# Stated goal:
Each line of the material must be returned exactly.

# Source data:
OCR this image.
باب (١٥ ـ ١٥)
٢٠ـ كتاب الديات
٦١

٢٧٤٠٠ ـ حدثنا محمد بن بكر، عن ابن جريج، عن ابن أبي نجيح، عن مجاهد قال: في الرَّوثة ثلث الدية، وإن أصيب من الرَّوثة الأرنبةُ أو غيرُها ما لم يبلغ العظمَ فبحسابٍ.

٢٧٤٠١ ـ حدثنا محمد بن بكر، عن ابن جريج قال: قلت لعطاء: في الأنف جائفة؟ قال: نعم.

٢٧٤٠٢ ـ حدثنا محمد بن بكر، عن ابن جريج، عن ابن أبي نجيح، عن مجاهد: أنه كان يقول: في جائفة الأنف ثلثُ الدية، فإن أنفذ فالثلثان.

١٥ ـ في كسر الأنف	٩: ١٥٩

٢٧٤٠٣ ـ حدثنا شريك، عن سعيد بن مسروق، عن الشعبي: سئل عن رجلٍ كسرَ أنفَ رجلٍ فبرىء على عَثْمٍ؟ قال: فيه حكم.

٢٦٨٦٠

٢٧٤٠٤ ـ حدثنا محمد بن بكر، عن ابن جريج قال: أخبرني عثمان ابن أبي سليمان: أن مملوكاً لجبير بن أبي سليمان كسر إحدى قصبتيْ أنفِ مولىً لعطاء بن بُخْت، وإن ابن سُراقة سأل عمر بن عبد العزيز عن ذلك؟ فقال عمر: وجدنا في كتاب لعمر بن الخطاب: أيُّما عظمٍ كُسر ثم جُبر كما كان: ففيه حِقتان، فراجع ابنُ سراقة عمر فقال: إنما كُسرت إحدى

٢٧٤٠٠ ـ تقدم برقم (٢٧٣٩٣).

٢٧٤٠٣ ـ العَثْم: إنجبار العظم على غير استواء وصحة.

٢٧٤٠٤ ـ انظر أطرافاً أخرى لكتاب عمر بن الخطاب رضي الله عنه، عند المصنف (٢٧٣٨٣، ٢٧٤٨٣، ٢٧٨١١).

# Result of this task:
OCR this image.
باب (١٥ ـ ١٥)
٢٠ـ كتاب الديات
٦١

٢٧٤٠٠ ـ حدثنا محمد بن بكر، عن ابن جريج، عن ابن أبي نجيح، عن مجاهد قال: في الرَّوثة ثلث الدية، وإن أصيب من الرَّوثة الأرنبةُ أو غيرُها ما لم يبلغ العظمَ فبحسابٍ.

٢٧٤٠١ ـ حدثنا محمد بن بكر، عن ابن جريج قال: قلت لعطاء: في الأنف جائفة؟ قال: نعم.

٢٧٤٠٢ ـ حدثنا محمد بن بكر، عن ابن جريج، عن ابن أبي نجيح، عن مجاهد: أنه كان يقول: في جائفة الأنف ثلثُ الدية، فإن أنفذ فالثلثان.

١٥ ـ في كسر الأنف	٩: ١٥٩

٢٧٤٠٣ ـ حدثنا شريك، عن سعيد بن مسروق، عن الشعبي: سئل عن رجلٍ كسرَ أنفَ رجلٍ فبرىء على عَثْمٍ؟ قال: فيه حكم.

٢٦٨٦٠

٢٧٤٠٤ ـ حدثنا محمد بن بكر، عن ابن جريج قال: أخبرني عثمان ابن أبي سليمان: أن مملوكاً لجبير بن أبي سليمان كسر إحدى قصبتيْ أنفِ مولىً لعطاء بن بُخْت، وإن ابن سُراقة سأل عمر بن عبد العزيز عن ذلك؟ فقال عمر: وجدنا في كتاب لعمر بن الخطاب: أيُّما عظمٍ كُسر ثم جُبر كما كان: ففيه حِقتان، فراجع ابنُ سراقة عمر فقال: إنما كُسرت إحدى

٢٧٤٠٠ ـ تقدم برقم (٢٧٣٩٣).

٢٧٤٠٣ ـ العَثْم: إنجبار العظم على غير استواء وصحة.

٢٧٤٠٤ ـ انظر أطرافاً أخرى لكتاب عمر بن الخطاب رضي الله عنه، عند المصنف (٢٧٣٨٣، ٢٧٤٨٣، ٢٧٨١١).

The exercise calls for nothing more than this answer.